* _GIVEN INSTRUCTION_
Your task is to filter the data below down to the lines holding "phẩm".
-=-=-=-=-
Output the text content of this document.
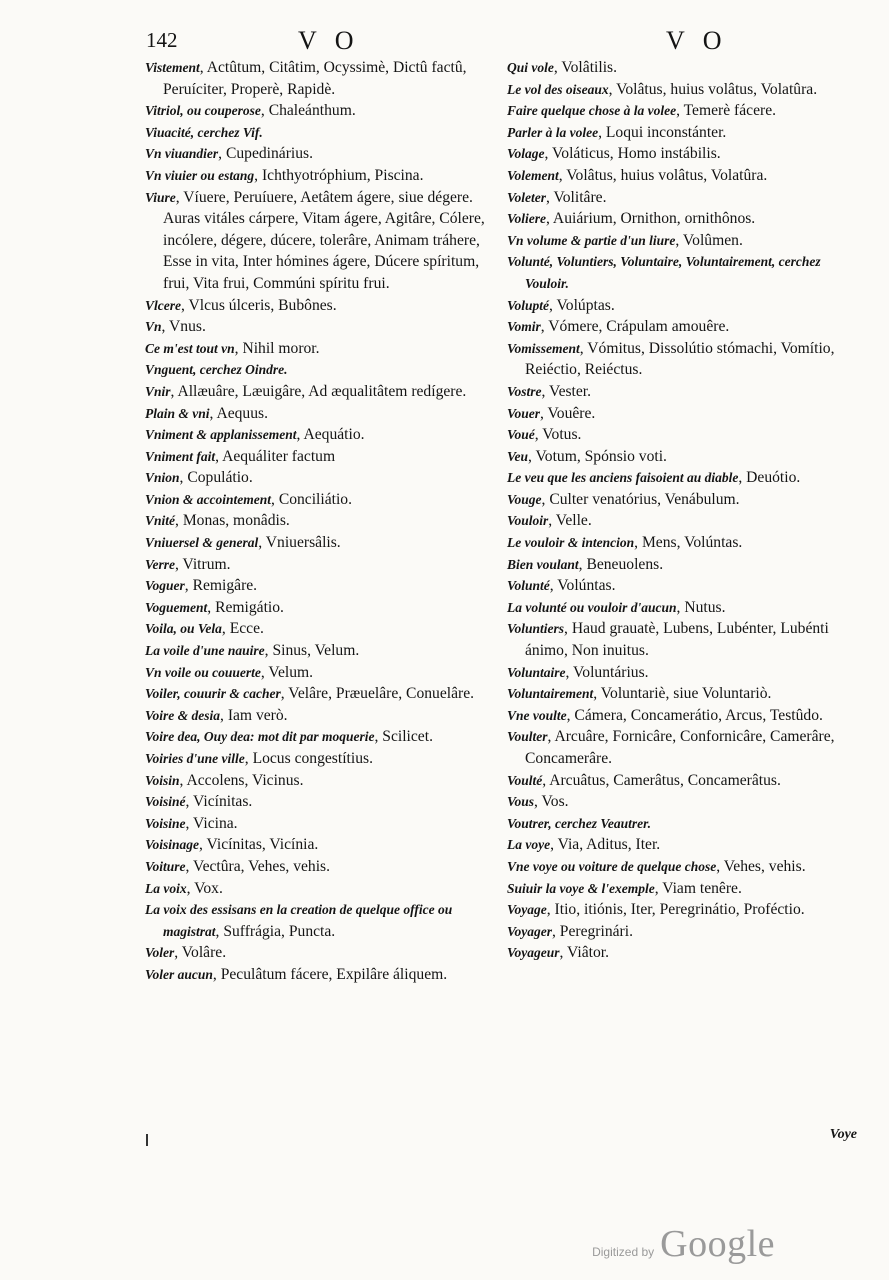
142	V O	V O
Vistement, Actûtum, Citâtim, Ocyssimè, Dictû factû, Peruíciter, Properè, Rapidè.
Vitriol, ou couperose, Chaleánthum.
Viuacité, cerchez Vif.
Vn viuandier, Cupedinárius.
Vn viuier ou estang, Ichthyotróphium, Piscina.
Viure, Víuere, Peruíuere, Aetâtem ágere, siue dégere. Auras vitáles cárpere, Vitam ágere, Agitâre, Cólere, incólere, dégere, dúcere, tolerâre, Animam tráhere, Esse in vita, Inter hómines ágere, Dúcere spíritum, frui, Vita frui, Commúni spíritu frui.
Vlcere, Vlcus úlceris, Bubônes.
Vn, Vnus.
Ce m'est tout vn, Nihil moror.
Vnguent, cerchez Oindre.
Vnir, Allæuâre, Læuigâre, Ad æqualitâtem redígere.
Plain & vni, Aequus.
Vniment & applanissement, Aequátio.
Vniment fait, Aequáliter factum
Vnion, Copulátio.
Vnion & accointement, Conciliátio.
Vnité, Monas, monâdis.
Vniuersel & general, Vniuersâlis.
Verre, Vitrum.
Voguer, Remigâre.
Voguement, Remigátio.
Voila, ou Vela, Ecce.
La voile d'une nauire, Sinus, Velum.
Vn voile ou couuerte, Velum.
Voiler, couurir & cacher, Velâre, Præuelâre, Conuelâre.
Voire & desia, Iam verò.
Voire dea, Ouy dea: mot dit par moquerie, Scilicet.
Voiries d'une ville, Locus congestítius.
Voisin, Accolens, Vicinus.
Voisiné, Vicínitas.
Voisine, Vicina.
Voisinage, Vicínitas, Vicínia.
Voiture, Vectûra, Vehes, vehis.
La voix, Vox.
La voix des essisans en la creation de quelque office ou magistrat, Suffrágia, Puncta.
Voler, Volâre.
Voler aucun, Peculâtum fácere, Expilâre áliquem.
Qui vole, Volâtilis.
Le vol des oiseaux, Volâtus, huius volâtus, Volatûra.
Faire quelque chose à la volee, Temerè fácere.
Parler à la volee, Loqui inconstánter.
Volage, Voláticus, Homo instábilis.
Volement, Volâtus, huius volâtus, Volatûra.
Voleter, Volitâre.
Voliere, Auiárium, Ornithon, ornithônos.
Vn volume & partie d'un liure, Volûmen.
Volunté, Voluntiers, Voluntaire, Voluntairement, cerchez Vouloir.
Volupté, Volúptas.
Vomir, Vómere, Crápulam amouêre.
Vomissement, Vómitus, Dissolútio stómachi, Vomítio, Reiéctio, Reiéctus.
Vostre, Vester.
Vouer, Vouêre.
Voué, Votus.
Veu, Votum, Spónsio voti.
Le veu que les anciens faisoient au diable, Deuótio.
Vouge, Culter venatórius, Venábulum.
Vouloir, Velle.
Le vouloir & intencion, Mens, Volúntas.
Bien voulant, Beneuolens.
Volunté, Volúntas.
La volunté ou vouloir d'aucun, Nutus.
Voluntiers, Haud grauatè, Lubens, Lubénter, Lubénti ánimo, Non inuitus.
Voluntaire, Voluntárius.
Voluntairement, Voluntariè, siue Voluntariò.
Vne voulte, Cámera, Concamerátio, Arcus, Testûdo.
Voulter, Arcuâre, Fornicâre, Confornicâre, Camerâre, Concamerâre.
Voulté, Arcuâtus, Camerâtus, Concamerâtus.
Vous, Vos.
Voutrer, cerchez Veautrer.
La voye, Via, Aditus, Iter.
Vne voye ou voiture de quelque chose, Vehes, vehis.
Suiuir la voye & l'exemple, Viam tenêre.
Voyage, Itio, itiónis, Iter, Peregrinátio, Proféctio.
Voyager, Peregrinári.
Voyageur, Viâtor.
Voye
Digitized by Google
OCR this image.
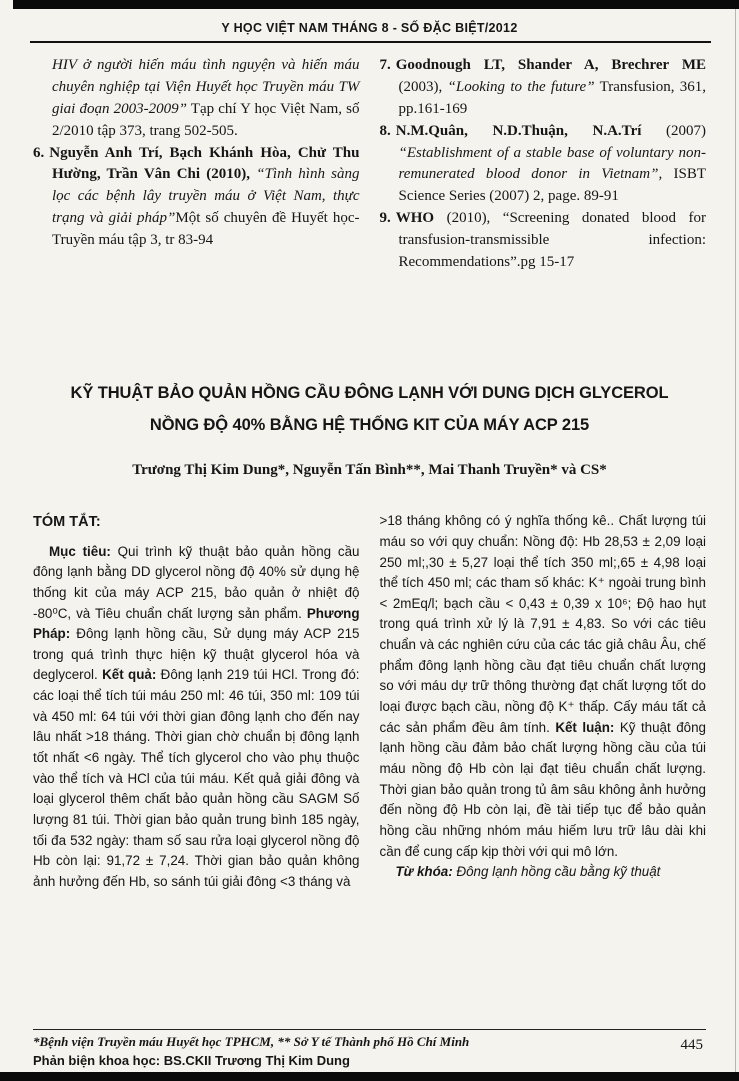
Y HỌC VIỆT NAM THÁNG 8 - SỐ ĐẶC BIỆT/2012

HIV ở người hiến máu tình nguyện và hiến máu chuyên nghiệp tại Viện Huyết học Truyền máu TW giai đoạn 2003-2009” Tạp chí Y học Việt Nam, số 2/2010 tập 373, trang 502-505.

6. Nguyễn Anh Trí, Bạch Khánh Hòa, Chử Thu Hường, Trần Vân Chi (2010), “Tình hình sàng lọc các bệnh lây truyền máu ở Việt Nam, thực trạng và giải pháp”Một số chuyên đề Huyết học-Truyền máu tập 3, tr 83-94

7. Goodnough LT, Shander A, Brechrer ME (2003), “Looking to the future” Transfusion, 361, pp.161-169

8. N.M.Quân, N.D.Thuận, N.A.Trí (2007) “Establishment of a stable base of voluntary non-remunerated blood donor in Vietnam”, ISBT Science Series (2007) 2, page. 89-91

9. WHO (2010), “Screening donated blood for transfusion-transmissible infection: Recommendations”.pg 15-17

KỸ THUẬT BẢO QUẢN HỒNG CẦU ĐÔNG LẠNH VỚI DUNG DỊCH GLYCEROL
NỒNG ĐỘ 40% BẰNG HỆ THỐNG KIT CỦA MÁY ACP 215
Trương Thị Kim Dung*, Nguyễn Tấn Bình**, Mai Thanh Truyền* và CS*
TÓM TẮT:

Mục tiêu: Qui trình kỹ thuật bảo quản hồng cầu đông lạnh bằng DD glycerol nồng độ 40% sử dụng hệ thống kit của máy ACP 215, bảo quản ở nhiệt độ -80⁰C, và Tiêu chuẩn chất lượng sản phẩm. Phương Pháp: Đông lạnh hồng cầu, Sử dụng máy ACP 215 trong quá trình thực hiện kỹ thuật glycerol hóa và deglycerol. Kết quả: Đông lạnh 219 túi HCl. Trong đó: các loại thể tích túi máu 250 ml: 46 túi, 350 ml: 109 túi và 450 ml: 64 túi với thời gian đông lạnh cho đến nay lâu nhất >18 tháng. Thời gian chờ chuẩn bị đông lạnh tốt nhất <6 ngày. Thể tích glycerol cho vào phụ thuộc vào thể tích và HCl của túi máu. Kết quả giải đông và loại glycerol thêm chất bảo quản hồng cầu SAGM Số lượng 81 túi. Thời gian bảo quản trung bình 185 ngày, tối đa 532 ngày: tham số sau rửa loại glycerol nồng độ Hb còn lại: 91,72 ± 7,24. Thời gian bảo quản không ảnh hưởng đến Hb, so sánh túi giải đông <3 tháng và

>18 tháng không có ý nghĩa thống kê.. Chất lượng túi máu so với quy chuẩn: Nồng độ: Hb 28,53 ± 2,09 loại 250 ml;,30 ± 5,27 loại thể tích 350 ml;,65 ± 4,98 loại thể tích 450 ml; các tham số khác: K⁺ ngoài trung bình < 2mEq/l; bạch cầu < 0,43 ± 0,39 x 10⁶; Độ hao hụt trong quá trình xử lý là 7,91 ± 4,83. So với các tiêu chuẩn và các nghiên cứu của các tác giả châu Âu, chế phẩm đông lạnh hồng cầu đạt tiêu chuẩn chất lượng so với máu dự trữ thông thường đạt chất lượng tốt do loại được bạch cầu, nồng độ K⁺ thấp. Cấy máu tất cả các sản phẩm đều âm tính. Kết luận: Kỹ thuật đông lạnh hồng cầu đảm bảo chất lượng hồng cầu của túi máu nồng độ Hb còn lại đạt tiêu chuẩn chất lượng. Thời gian bảo quản trong tủ âm sâu không ảnh hưởng đến nồng độ Hb còn lại, đề tài tiếp tục để bảo quản hồng cầu những nhóm máu hiếm lưu trữ lâu dài khi cần để cung cấp kịp thời với qui mô lớn.

Từ khóa: Đông lạnh hồng cầu bằng kỹ thuật

*Bệnh viện Truyền máu Huyết học TPHCM, ** Sở Y tế Thành phố Hồ Chí Minh
Phản biện khoa học: BS.CKII Trương Thị Kim Dung
445
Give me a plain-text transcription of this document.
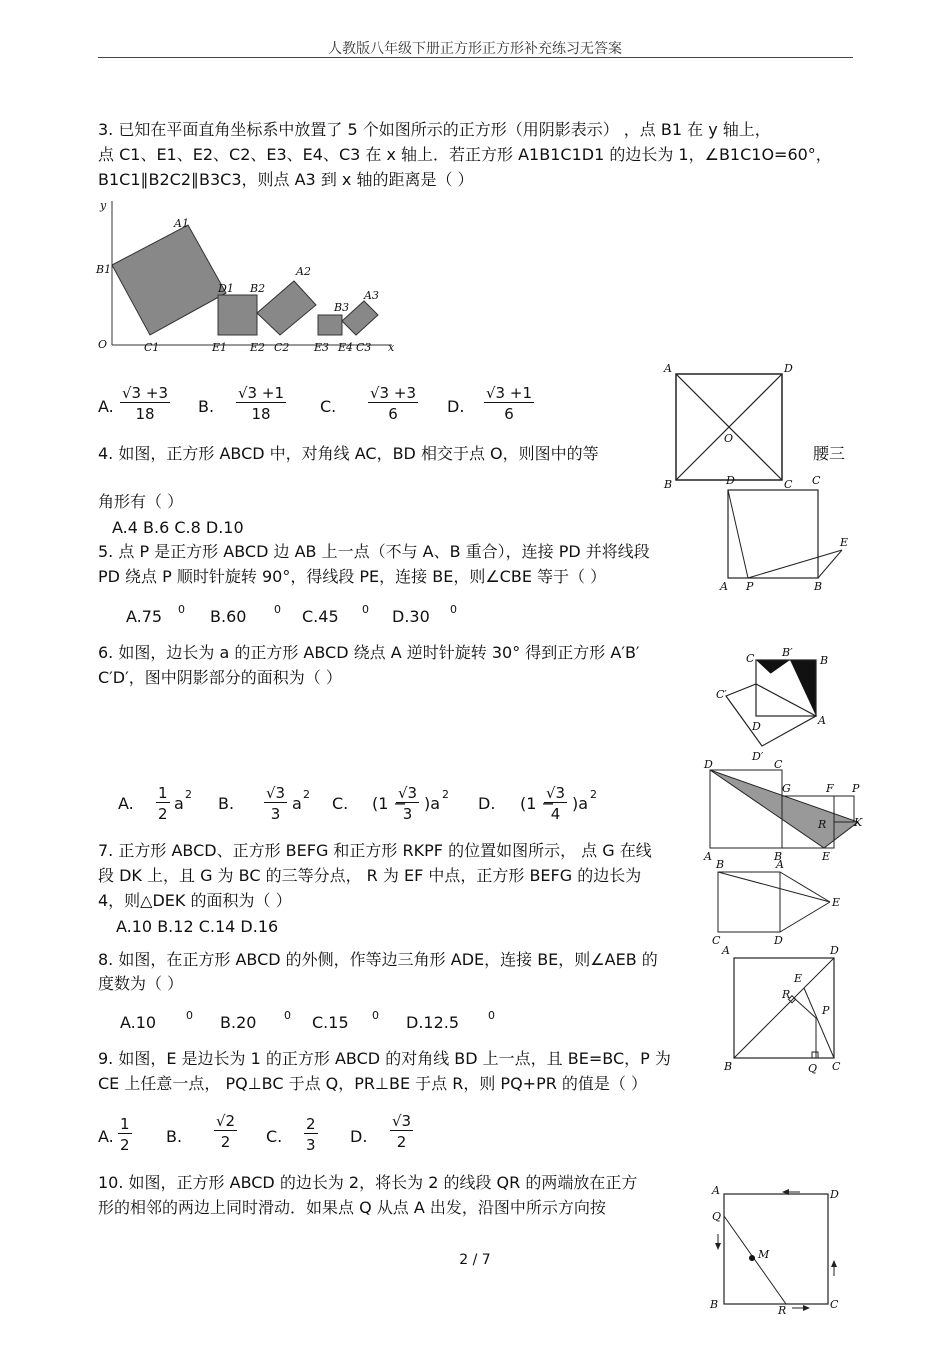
人教版八年级下册正方形正方形补充练习无答案
3. 已知在平面直角坐标系中放置了 5 个如图所示的正方形（用阴影表示） ，点 B1 在 y 轴上，
点 C1、E1、E2、C2、E3、E4、C3 在 x 轴上．若正方形 A1B1C1D1 的边长为 1，∠B1C1O=60°，
B1C1∥B2C2∥B3C3，则点 A3 到 x 轴的距离是（ ）
y
A1
B1
D1 B2
A2
B3
A3
O	C1	E1 E2 C2 E3 E4 C3 x
A. $\frac{√3 +3}{18} B$. $\frac{√3 +1}{18} C$. $\frac{√3 +3}{6} D$. $\frac{√3 +1}{6}$
A	D
O
B	C
4. 如图，正方形 ABCD 中，对角线 AC，BD 相交于点 O，则图中的等	腰三
角形有（ ）
A.4 B.6 C.8 D.10
D	C
E
A P	B
5. 点 P 是正方形 ABCD 边 AB 上一点（不与 A、B 重合），连接 PD 并将线段
PD 绕点 P 顺时针旋转 90°，得线段 PE，连接 BE，则∠CBE 等于（ ）
A.75 0 B.60	0 C.45 0 D.30 0
C	B′
B
C′
D	A
D′
6. 如图，边长为 a 的正方形 ABCD 绕点 A 逆时针旋转 30° 得到正方形 A′B′
C′D′，图中阴影部分的面积为（ ）
A. $\frac{1}{2}$ a 2 B. $\frac{√3}{3}$ a 2 C. (1 −
$\frac{√3}{3} )a$ 2 D. (1 −
$\frac{√3}{4} )a$ 2
D	C
G	F P
R	K
A	B	E
7. 正方形 ABCD、正方形 BEFG 和正方形 RKPF 的位置如图所示， 点 G 在线
段 DK 上，且 G 为 BC 的三等分点， R 为 EF 中点，正方形 BEFG 的边长为
4，则△DEK 的面积为（ ）
A.10 B.12 C.14 D.16
B	A
E
C	D
8. 如图，在正方形 ABCD 的外侧，作等边三角形 ADE，连接 BE，则∠AEB 的
度数为（ ）
A.10	0 B.20	0 C.15 0 D.12.5	0
A	D
E
R
P
B	Q C
9. 如图，E 是边长为 1 的正方形 ABCD 的对角线 BD 上一点，且 BE=BC，P 为
CE 上任意一点， PQ⊥BC 于点 Q，PR⊥BE 于点 R，则 PQ+PR 的值是（ ）
A. $\frac{1}{2} B$. $\frac{√2}{2} C$. $\frac{2}{3} D$. $\frac{√3}{2}$
10. 如图，正方形 ABCD 的边长为 2，将长为 2 的线段 QR 的两端放在正方
形的相邻的两边上同时滑动．如果点 Q 从点 A 出发，沿图中所示方向按
A	D
Q
M
B	R	C
2 / 7
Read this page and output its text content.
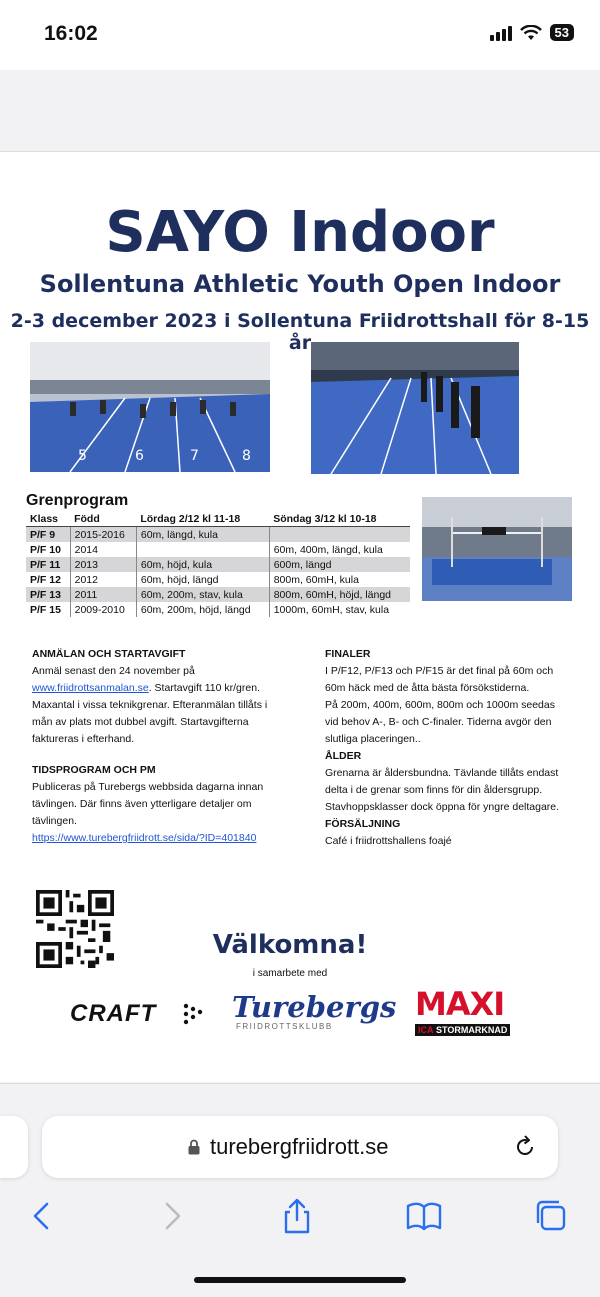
16:02	53
SAYO Indoor
Sollentuna Athletic Youth Open Indoor
2-3 december 2023 i Sollentuna Friidrottshall för 8-15 år
5	6	7	8
Grenprogram
Klass	Född	Lördag 2/12 kl 11-18	Söndag 3/12 kl 10-18
P/F 9	2015-2016	60m, längd, kula	
P/F 10	2014		60m, 400m, längd, kula
P/F 11	2013	60m, höjd, kula	600m, längd
P/F 12	2012	60m, höjd, längd	800m, 60mH, kula
P/F 13	2011	60m, 200m, stav, kula	800m, 60mH, höjd, längd
P/F 15	2009-2010	60m, 200m, höjd, längd	1000m, 60mH, stav, kula
ANMÄLAN OCH STARTAVGIFT

Anmäl senast den 24 november på
www.friidrottsanmalan.se. Startavgift 110 kr/gren. Maxantal i vissa teknikgrenar. Efteranmälan tillåts i mån av plats mot dubbel avgift. Startavgifterna faktureras i efterhand.

TIDSPROGRAM OCH PM

Publiceras på Turebergs webbsida dagarna innan tävlingen. Där finns även ytterligare detaljer om tävlingen.
https://www.turebergfriidrott.se/sida/?ID=401840

FINALER
I P/F12, P/F13 och P/F15 är det final på 60m och 60m häck med de åtta bästa försökstiderna.
På 200m, 400m, 600m, 800m och 1000m seedas vid behov A-, B- och C-finaler. Tiderna avgör den slutliga placeringen..
ÅLDER
Grenarna är åldersbundna. Tävlande tillåts endast delta i de grenar som finns för din åldersgrupp. Stavhoppsklasser dock öppna för yngre deltagare.
FÖRSÄLJNING
Café i friidrottshallens foajé
Välkomna!
i samarbete med
CRAFT	Turebergs
FRIIDROTTSKLUBB
MAXI
ICA STORMARKNAD
turebergfriidrott.se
-=-=-=-=-
* _SOLUTION FOR THIS PROBLEM_
Mục tiêu: Qui trình kỹ thuật bảo quản hồng cầu đông lạnh bằng DD glycerol nồng độ 40% sử dụng hệ thống kit của máy ACP 215, bảo quản ở nhiệt độ -80⁰C, và Tiêu chuẩn chất lượng sản phẩm. Phương Pháp: Đông lạnh hồng cầu, Sử dụng máy ACP 215 trong quá trình thực hiện kỹ thuật glycerol hóa và deglycerol. Kết quả: Đông lạnh 219 túi HCl. Trong đó: các loại thể tích túi máu 250 ml: 46 túi, 350 ml: 109 túi và 450 ml: 64 túi với thời gian đông lạnh cho đến nay lâu nhất >18 tháng. Thời gian chờ chuẩn bị đông lạnh tốt nhất <6 ngày. Thể tích glycerol cho vào phụ thuộc vào thể tích và HCl của túi máu. Kết quả giải đông và loại glycerol thêm chất bảo quản hồng cầu SAGM Số lượng 81 túi. Thời gian bảo quản trung bình 185 ngày, tối đa 532 ngày: tham số sau rửa loại glycerol nồng độ Hb còn lại: 91,72 ± 7,24. Thời gian bảo quản không ảnh hưởng đến Hb, so sánh túi giải đông <3 tháng và
>18 tháng không có ý nghĩa thống kê.. Chất lượng túi máu so với quy chuẩn: Nồng độ: Hb 28,53 ± 2,09 loại 250 ml;,30 ± 5,27 loại thể tích 350 ml;,65 ± 4,98 loại thể tích 450 ml; các tham số khác: K⁺ ngoài trung bình < 2mEq/l; bạch cầu < 0,43 ± 0,39 x 10⁶; Độ hao hụt trong quá trình xử lý là 7,91 ± 4,83. So với các tiêu chuẩn và các nghiên cứu của các tác giả châu Âu, chế phẩm đông lạnh hồng cầu đạt tiêu chuẩn chất lượng so với máu dự trữ thông thường đạt chất lượng tốt do loại được bạch cầu, nồng độ K⁺ thấp. Cấy máu tất cả các sản phẩm đều âm tính. Kết luận: Kỹ thuật đông lạnh hồng cầu đảm bảo chất lượng hồng cầu của túi máu nồng độ Hb còn lại đạt tiêu chuẩn chất lượng. Thời gian bảo quản trong tủ âm sâu không ảnh hưởng đến nồng độ Hb còn lại, đề tài tiếp tục để bảo quản hồng cầu những nhóm máu hiếm lưu trữ lâu dài khi cần để cung cấp kịp thời với qui mô lớn.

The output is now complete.